AIM OF THE EXERCISE
Within the records below, find each line that holds the string "start", then copy it.

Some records
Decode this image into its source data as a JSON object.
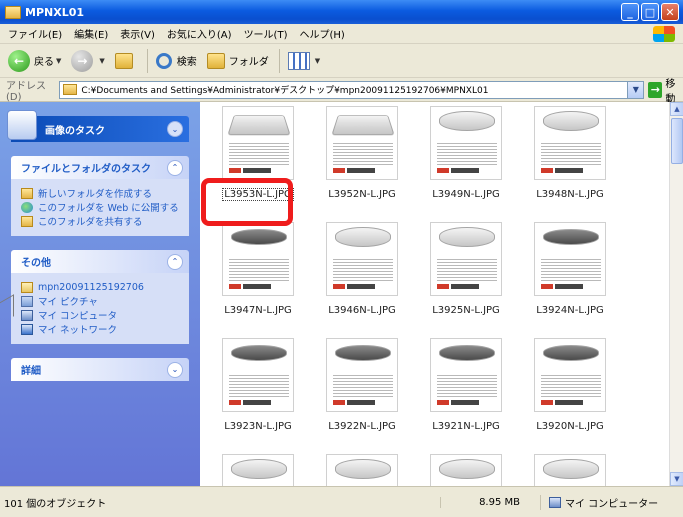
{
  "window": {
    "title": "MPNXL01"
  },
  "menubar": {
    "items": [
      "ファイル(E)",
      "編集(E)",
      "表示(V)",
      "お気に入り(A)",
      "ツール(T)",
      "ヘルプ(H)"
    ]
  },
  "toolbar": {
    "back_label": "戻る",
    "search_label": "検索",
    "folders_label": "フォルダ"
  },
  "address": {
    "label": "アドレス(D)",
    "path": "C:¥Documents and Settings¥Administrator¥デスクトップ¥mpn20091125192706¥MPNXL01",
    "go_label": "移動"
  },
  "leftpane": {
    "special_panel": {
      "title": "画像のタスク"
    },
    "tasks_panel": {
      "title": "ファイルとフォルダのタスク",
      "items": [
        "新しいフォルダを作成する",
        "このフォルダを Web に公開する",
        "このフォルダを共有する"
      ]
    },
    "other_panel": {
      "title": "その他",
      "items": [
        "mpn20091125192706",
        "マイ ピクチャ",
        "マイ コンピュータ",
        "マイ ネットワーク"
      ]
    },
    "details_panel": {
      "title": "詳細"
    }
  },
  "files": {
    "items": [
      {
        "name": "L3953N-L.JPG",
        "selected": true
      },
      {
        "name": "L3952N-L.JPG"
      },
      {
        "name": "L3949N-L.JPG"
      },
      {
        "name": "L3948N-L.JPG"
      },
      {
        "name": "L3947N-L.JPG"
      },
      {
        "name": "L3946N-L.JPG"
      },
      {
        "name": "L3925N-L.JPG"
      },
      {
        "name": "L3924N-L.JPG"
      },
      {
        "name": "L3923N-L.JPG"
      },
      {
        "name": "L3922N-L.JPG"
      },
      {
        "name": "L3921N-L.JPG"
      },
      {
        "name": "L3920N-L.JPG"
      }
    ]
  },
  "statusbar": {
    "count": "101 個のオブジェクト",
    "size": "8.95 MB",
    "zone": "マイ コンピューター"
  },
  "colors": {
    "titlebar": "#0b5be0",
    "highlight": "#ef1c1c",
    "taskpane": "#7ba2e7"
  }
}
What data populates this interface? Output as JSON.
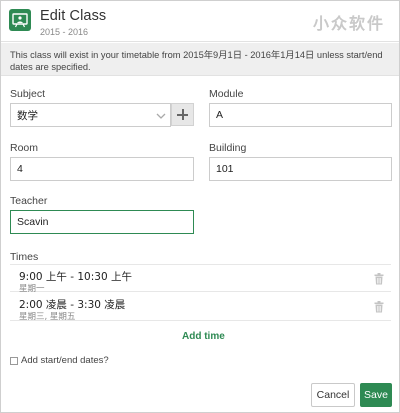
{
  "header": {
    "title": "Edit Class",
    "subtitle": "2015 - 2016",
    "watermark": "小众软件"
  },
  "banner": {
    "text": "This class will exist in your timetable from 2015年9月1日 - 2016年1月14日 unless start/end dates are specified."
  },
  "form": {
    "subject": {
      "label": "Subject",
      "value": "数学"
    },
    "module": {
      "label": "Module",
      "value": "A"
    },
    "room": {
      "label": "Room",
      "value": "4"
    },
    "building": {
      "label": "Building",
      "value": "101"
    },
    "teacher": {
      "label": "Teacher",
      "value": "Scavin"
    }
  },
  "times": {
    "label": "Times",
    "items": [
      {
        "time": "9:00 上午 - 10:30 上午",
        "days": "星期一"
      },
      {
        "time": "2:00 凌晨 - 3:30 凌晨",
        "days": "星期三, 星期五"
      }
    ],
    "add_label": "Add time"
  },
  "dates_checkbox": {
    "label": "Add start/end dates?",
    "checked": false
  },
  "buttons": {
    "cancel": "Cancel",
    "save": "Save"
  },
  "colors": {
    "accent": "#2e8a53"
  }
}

OUTPUT
    "text": "This class will exist in your timetable from 2015年9月1日 - 2016年1月14日 unless start/end dates are specified."
    "label": "Add start/end dates?",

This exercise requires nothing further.